For this exercise, copy out each line of the material below that includes "dimension".
++++ Source data ++++
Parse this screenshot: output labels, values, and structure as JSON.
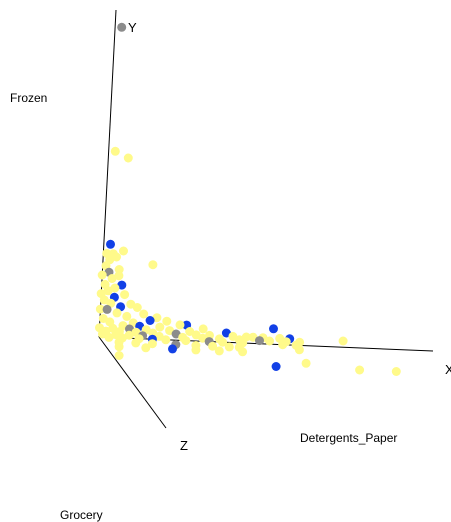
{
  "chart_data": {
    "type": "scatter",
    "projection": "3d",
    "axes": {
      "x": {
        "letter": "X",
        "dimension": "Detergents_Paper"
      },
      "y": {
        "letter": "Y",
        "dimension": "Frozen"
      },
      "z": {
        "letter": "Z",
        "dimension": "Grocery"
      }
    },
    "colors": {
      "yellow": "#fffa8a",
      "blue": "#1240e6",
      "grey": "#8c8c8c"
    },
    "points": [
      {
        "x": 0.02,
        "y": 1.0,
        "z": 0.0,
        "c": "grey"
      },
      {
        "x": 0.02,
        "y": 0.6,
        "z": 0.0,
        "c": "yellow"
      },
      {
        "x": 0.06,
        "y": 0.58,
        "z": 0.0,
        "c": "yellow"
      },
      {
        "x": 0.02,
        "y": 0.3,
        "z": 0.0,
        "c": "blue"
      },
      {
        "x": 0.06,
        "y": 0.28,
        "z": 0.0,
        "c": "yellow"
      },
      {
        "x": 0.03,
        "y": 0.27,
        "z": 0.0,
        "c": "yellow"
      },
      {
        "x": 0.01,
        "y": 0.27,
        "z": 0.0,
        "c": "yellow"
      },
      {
        "x": 0.04,
        "y": 0.26,
        "z": 0.0,
        "c": "yellow"
      },
      {
        "x": 0.02,
        "y": 0.25,
        "z": 0.0,
        "c": "yellow"
      },
      {
        "x": 0.15,
        "y": 0.24,
        "z": 0.0,
        "c": "yellow"
      },
      {
        "x": 0.01,
        "y": 0.23,
        "z": 0.0,
        "c": "yellow"
      },
      {
        "x": 0.05,
        "y": 0.22,
        "z": 0.0,
        "c": "yellow"
      },
      {
        "x": 0.02,
        "y": 0.21,
        "z": 0.0,
        "c": "grey"
      },
      {
        "x": 0.05,
        "y": 0.2,
        "z": 0.0,
        "c": "yellow"
      },
      {
        "x": 0.0,
        "y": 0.2,
        "z": 0.0,
        "c": "yellow"
      },
      {
        "x": 0.03,
        "y": 0.19,
        "z": 0.0,
        "c": "yellow"
      },
      {
        "x": 0.06,
        "y": 0.17,
        "z": 0.0,
        "c": "blue"
      },
      {
        "x": 0.01,
        "y": 0.17,
        "z": 0.0,
        "c": "yellow"
      },
      {
        "x": 0.04,
        "y": 0.16,
        "z": 0.0,
        "c": "yellow"
      },
      {
        "x": 0.02,
        "y": 0.15,
        "z": 0.0,
        "c": "yellow"
      },
      {
        "x": 0.0,
        "y": 0.14,
        "z": 0.0,
        "c": "yellow"
      },
      {
        "x": 0.07,
        "y": 0.14,
        "z": 0.0,
        "c": "yellow"
      },
      {
        "x": 0.04,
        "y": 0.13,
        "z": 0.0,
        "c": "blue"
      },
      {
        "x": 0.01,
        "y": 0.12,
        "z": 0.0,
        "c": "yellow"
      },
      {
        "x": 0.09,
        "y": 0.11,
        "z": 0.0,
        "c": "yellow"
      },
      {
        "x": 0.03,
        "y": 0.11,
        "z": 0.0,
        "c": "yellow"
      },
      {
        "x": 0.06,
        "y": 0.1,
        "z": 0.0,
        "c": "blue"
      },
      {
        "x": 0.11,
        "y": 0.1,
        "z": 0.0,
        "c": "yellow"
      },
      {
        "x": 0.0,
        "y": 0.09,
        "z": 0.0,
        "c": "yellow"
      },
      {
        "x": 0.02,
        "y": 0.09,
        "z": 0.0,
        "c": "grey"
      },
      {
        "x": 0.05,
        "y": 0.08,
        "z": 0.0,
        "c": "yellow"
      },
      {
        "x": 0.13,
        "y": 0.08,
        "z": 0.0,
        "c": "yellow"
      },
      {
        "x": 0.17,
        "y": 0.07,
        "z": 0.0,
        "c": "yellow"
      },
      {
        "x": 0.08,
        "y": 0.07,
        "z": 0.0,
        "c": "yellow"
      },
      {
        "x": 0.01,
        "y": 0.06,
        "z": 0.0,
        "c": "yellow"
      },
      {
        "x": 0.15,
        "y": 0.06,
        "z": 0.0,
        "c": "blue"
      },
      {
        "x": 0.2,
        "y": 0.06,
        "z": 0.0,
        "c": "yellow"
      },
      {
        "x": 0.03,
        "y": 0.05,
        "z": 0.0,
        "c": "yellow"
      },
      {
        "x": 0.1,
        "y": 0.05,
        "z": 0.0,
        "c": "yellow"
      },
      {
        "x": 0.26,
        "y": 0.05,
        "z": 0.0,
        "c": "blue"
      },
      {
        "x": 0.24,
        "y": 0.05,
        "z": 0.0,
        "c": "yellow"
      },
      {
        "x": 0.52,
        "y": 0.05,
        "z": 0.0,
        "c": "blue"
      },
      {
        "x": 0.07,
        "y": 0.04,
        "z": 0.0,
        "c": "yellow"
      },
      {
        "x": 0.12,
        "y": 0.04,
        "z": 0.0,
        "c": "blue"
      },
      {
        "x": 0.18,
        "y": 0.04,
        "z": 0.0,
        "c": "yellow"
      },
      {
        "x": 0.31,
        "y": 0.04,
        "z": 0.0,
        "c": "yellow"
      },
      {
        "x": 0.0,
        "y": 0.03,
        "z": 0.0,
        "c": "yellow"
      },
      {
        "x": 0.04,
        "y": 0.03,
        "z": 0.0,
        "c": "yellow"
      },
      {
        "x": 0.09,
        "y": 0.03,
        "z": 0.0,
        "c": "grey"
      },
      {
        "x": 0.14,
        "y": 0.03,
        "z": 0.0,
        "c": "yellow"
      },
      {
        "x": 0.21,
        "y": 0.03,
        "z": 0.0,
        "c": "yellow"
      },
      {
        "x": 0.27,
        "y": 0.03,
        "z": 0.0,
        "c": "yellow"
      },
      {
        "x": 0.38,
        "y": 0.03,
        "z": 0.0,
        "c": "blue"
      },
      {
        "x": 0.46,
        "y": 0.02,
        "z": 0.0,
        "c": "yellow"
      },
      {
        "x": 0.49,
        "y": 0.02,
        "z": 0.0,
        "c": "yellow"
      },
      {
        "x": 0.54,
        "y": 0.02,
        "z": 0.0,
        "c": "yellow"
      },
      {
        "x": 0.57,
        "y": 0.02,
        "z": 0.0,
        "c": "blue"
      },
      {
        "x": 0.73,
        "y": 0.02,
        "z": 0.0,
        "c": "yellow"
      },
      {
        "x": 0.02,
        "y": 0.02,
        "z": 0.0,
        "c": "yellow"
      },
      {
        "x": 0.06,
        "y": 0.02,
        "z": 0.0,
        "c": "yellow"
      },
      {
        "x": 0.11,
        "y": 0.02,
        "z": 0.0,
        "c": "yellow"
      },
      {
        "x": 0.16,
        "y": 0.02,
        "z": 0.0,
        "c": "yellow"
      },
      {
        "x": 0.23,
        "y": 0.02,
        "z": 0.0,
        "c": "grey"
      },
      {
        "x": 0.29,
        "y": 0.02,
        "z": 0.0,
        "c": "yellow"
      },
      {
        "x": 0.33,
        "y": 0.02,
        "z": 0.0,
        "c": "yellow"
      },
      {
        "x": 0.4,
        "y": 0.02,
        "z": 0.0,
        "c": "yellow"
      },
      {
        "x": 0.44,
        "y": 0.02,
        "z": 0.0,
        "c": "yellow"
      },
      {
        "x": 0.01,
        "y": 0.01,
        "z": 0.0,
        "c": "yellow"
      },
      {
        "x": 0.05,
        "y": 0.01,
        "z": 0.0,
        "c": "yellow"
      },
      {
        "x": 0.09,
        "y": 0.01,
        "z": 0.0,
        "c": "yellow"
      },
      {
        "x": 0.13,
        "y": 0.01,
        "z": 0.0,
        "c": "grey"
      },
      {
        "x": 0.18,
        "y": 0.01,
        "z": 0.0,
        "c": "yellow"
      },
      {
        "x": 0.25,
        "y": 0.01,
        "z": 0.0,
        "c": "yellow"
      },
      {
        "x": 0.31,
        "y": 0.01,
        "z": 0.0,
        "c": "yellow"
      },
      {
        "x": 0.36,
        "y": 0.01,
        "z": 0.0,
        "c": "yellow"
      },
      {
        "x": 0.42,
        "y": 0.01,
        "z": 0.0,
        "c": "yellow"
      },
      {
        "x": 0.48,
        "y": 0.01,
        "z": 0.0,
        "c": "grey"
      },
      {
        "x": 0.51,
        "y": 0.01,
        "z": 0.0,
        "c": "yellow"
      },
      {
        "x": 0.56,
        "y": 0.01,
        "z": 0.0,
        "c": "yellow"
      },
      {
        "x": 0.6,
        "y": 0.01,
        "z": 0.0,
        "c": "yellow"
      },
      {
        "x": 0.03,
        "y": 0.0,
        "z": 0.0,
        "c": "yellow"
      },
      {
        "x": 0.07,
        "y": 0.0,
        "z": 0.0,
        "c": "yellow"
      },
      {
        "x": 0.12,
        "y": 0.0,
        "z": 0.0,
        "c": "yellow"
      },
      {
        "x": 0.16,
        "y": 0.0,
        "z": 0.0,
        "c": "blue"
      },
      {
        "x": 0.2,
        "y": 0.0,
        "z": 0.0,
        "c": "yellow"
      },
      {
        "x": 0.26,
        "y": 0.0,
        "z": 0.0,
        "c": "yellow"
      },
      {
        "x": 0.33,
        "y": 0.0,
        "z": 0.0,
        "c": "grey"
      },
      {
        "x": 0.37,
        "y": 0.0,
        "z": 0.0,
        "c": "yellow"
      },
      {
        "x": 0.43,
        "y": 0.0,
        "z": 0.0,
        "c": "yellow"
      },
      {
        "x": 0.55,
        "y": 0.0,
        "z": 0.0,
        "c": "yellow"
      },
      {
        "x": 0.59,
        "y": 0.0,
        "z": 0.0,
        "c": "yellow"
      },
      {
        "x": 0.05,
        "y": 0.0,
        "z": 0.05,
        "c": "yellow"
      },
      {
        "x": 0.1,
        "y": 0.0,
        "z": 0.05,
        "c": "yellow"
      },
      {
        "x": 0.15,
        "y": 0.0,
        "z": 0.05,
        "c": "yellow"
      },
      {
        "x": 0.22,
        "y": 0.0,
        "z": 0.05,
        "c": "grey"
      },
      {
        "x": 0.28,
        "y": 0.0,
        "z": 0.05,
        "c": "yellow"
      },
      {
        "x": 0.33,
        "y": 0.0,
        "z": 0.05,
        "c": "yellow"
      },
      {
        "x": 0.38,
        "y": 0.0,
        "z": 0.05,
        "c": "yellow"
      },
      {
        "x": 0.41,
        "y": 0.0,
        "z": 0.05,
        "c": "yellow"
      },
      {
        "x": 0.59,
        "y": 0.0,
        "z": 0.05,
        "c": "yellow"
      },
      {
        "x": 0.04,
        "y": 0.0,
        "z": 0.1,
        "c": "yellow"
      },
      {
        "x": 0.12,
        "y": 0.0,
        "z": 0.1,
        "c": "yellow"
      },
      {
        "x": 0.2,
        "y": 0.0,
        "z": 0.1,
        "c": "blue"
      },
      {
        "x": 0.27,
        "y": 0.0,
        "z": 0.1,
        "c": "yellow"
      },
      {
        "x": 0.34,
        "y": 0.0,
        "z": 0.1,
        "c": "yellow"
      },
      {
        "x": 0.41,
        "y": 0.0,
        "z": 0.1,
        "c": "yellow"
      },
      {
        "x": 0.02,
        "y": 0.0,
        "z": 0.2,
        "c": "yellow"
      },
      {
        "x": 0.58,
        "y": 0.0,
        "z": 0.2,
        "c": "yellow"
      },
      {
        "x": 0.48,
        "y": 0.0,
        "z": 0.25,
        "c": "blue"
      },
      {
        "x": 0.73,
        "y": 0.0,
        "z": 0.25,
        "c": "yellow"
      },
      {
        "x": 0.84,
        "y": 0.0,
        "z": 0.25,
        "c": "yellow"
      }
    ]
  }
}
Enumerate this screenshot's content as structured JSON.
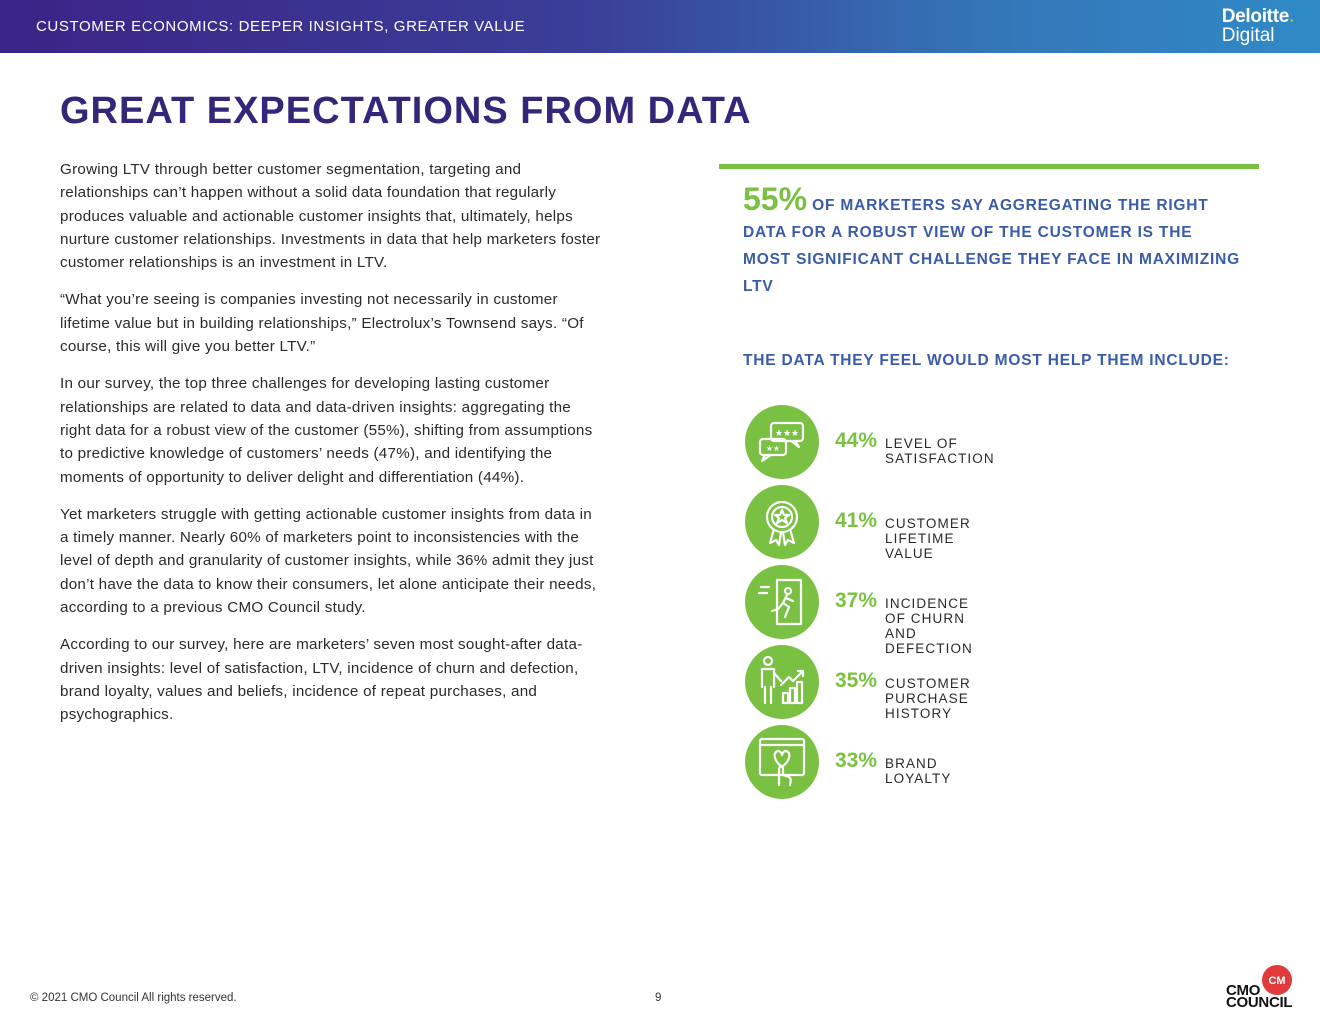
{
  "header": {
    "title": "CUSTOMER ECONOMICS: DEEPER INSIGHTS, GREATER VALUE",
    "logo_line1": "Deloitte",
    "logo_dot": ".",
    "logo_line2": "Digital"
  },
  "page_title": "GREAT EXPECTATIONS FROM DATA",
  "body_paragraphs": [
    "Growing LTV through better customer segmentation, targeting and relationships can’t happen without a solid data foundation that regularly produces valuable and actionable customer insights that, ultimately, helps nurture customer relationships. Investments in data that help marketers foster customer relationships is an investment in LTV.",
    "“What you’re seeing is companies investing not necessarily in customer lifetime value but in building relationships,” Electrolux’s Townsend says. “Of course, this will give you better LTV.”",
    "In our survey, the top three challenges for developing lasting customer relationships are related to data and data-driven insights: aggregating the right data for a robust view of the customer (55%), shifting from assumptions to predictive knowledge of customers’ needs (47%), and identifying the moments of opportunity to deliver delight and differentiation (44%).",
    "Yet marketers struggle with getting actionable customer insights from data in a timely manner. Nearly 60% of marketers point to inconsistencies with the level of depth and granularity of customer insights, while 36% admit they just don’t have the data to know their consumers, let alone anticipate their needs, according to a previous CMO Council study.",
    "According to our survey, here are marketers’ seven most sought-after data-driven insights: level of satisfaction, LTV, incidence of churn and defection, brand loyalty, values and beliefs, incidence of repeat purchases, and psychographics."
  ],
  "highlight": {
    "percent": "55%",
    "text": "OF MARKETERS SAY AGGREGATING THE RIGHT DATA FOR A ROBUST VIEW OF THE CUSTOMER IS THE MOST SIGNIFICANT CHALLENGE THEY FACE IN MAXIMIZING LTV"
  },
  "subheading": "THE DATA THEY FEEL WOULD MOST HELP THEM INCLUDE:",
  "stats": [
    {
      "percent": "44%",
      "label": "LEVEL OF SATISFACTION",
      "icon": "rating-chat-icon"
    },
    {
      "percent": "41%",
      "label": "CUSTOMER LIFETIME VALUE",
      "icon": "award-ribbon-icon"
    },
    {
      "percent": "37%",
      "label": "INCIDENCE OF CHURN AND DEFECTION",
      "icon": "exit-door-icon"
    },
    {
      "percent": "35%",
      "label": "CUSTOMER PURCHASE HISTORY",
      "icon": "growth-chart-icon"
    },
    {
      "percent": "33%",
      "label": "BRAND LOYALTY",
      "icon": "heart-hand-icon"
    }
  ],
  "footer": {
    "copyright": "© 2021 CMO Council  All rights reserved.",
    "page_number": "9",
    "logo_line1": "CMO",
    "logo_line2": "COUNCIL"
  },
  "colors": {
    "title_navy": "#33277a",
    "accent_green": "#7ac143",
    "accent_blue": "#3a5ca8"
  }
}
++++
• [Task output]:
        "dimension": "Detergents_Paper"
        "dimension": "Frozen"
        "dimension": "Grocery"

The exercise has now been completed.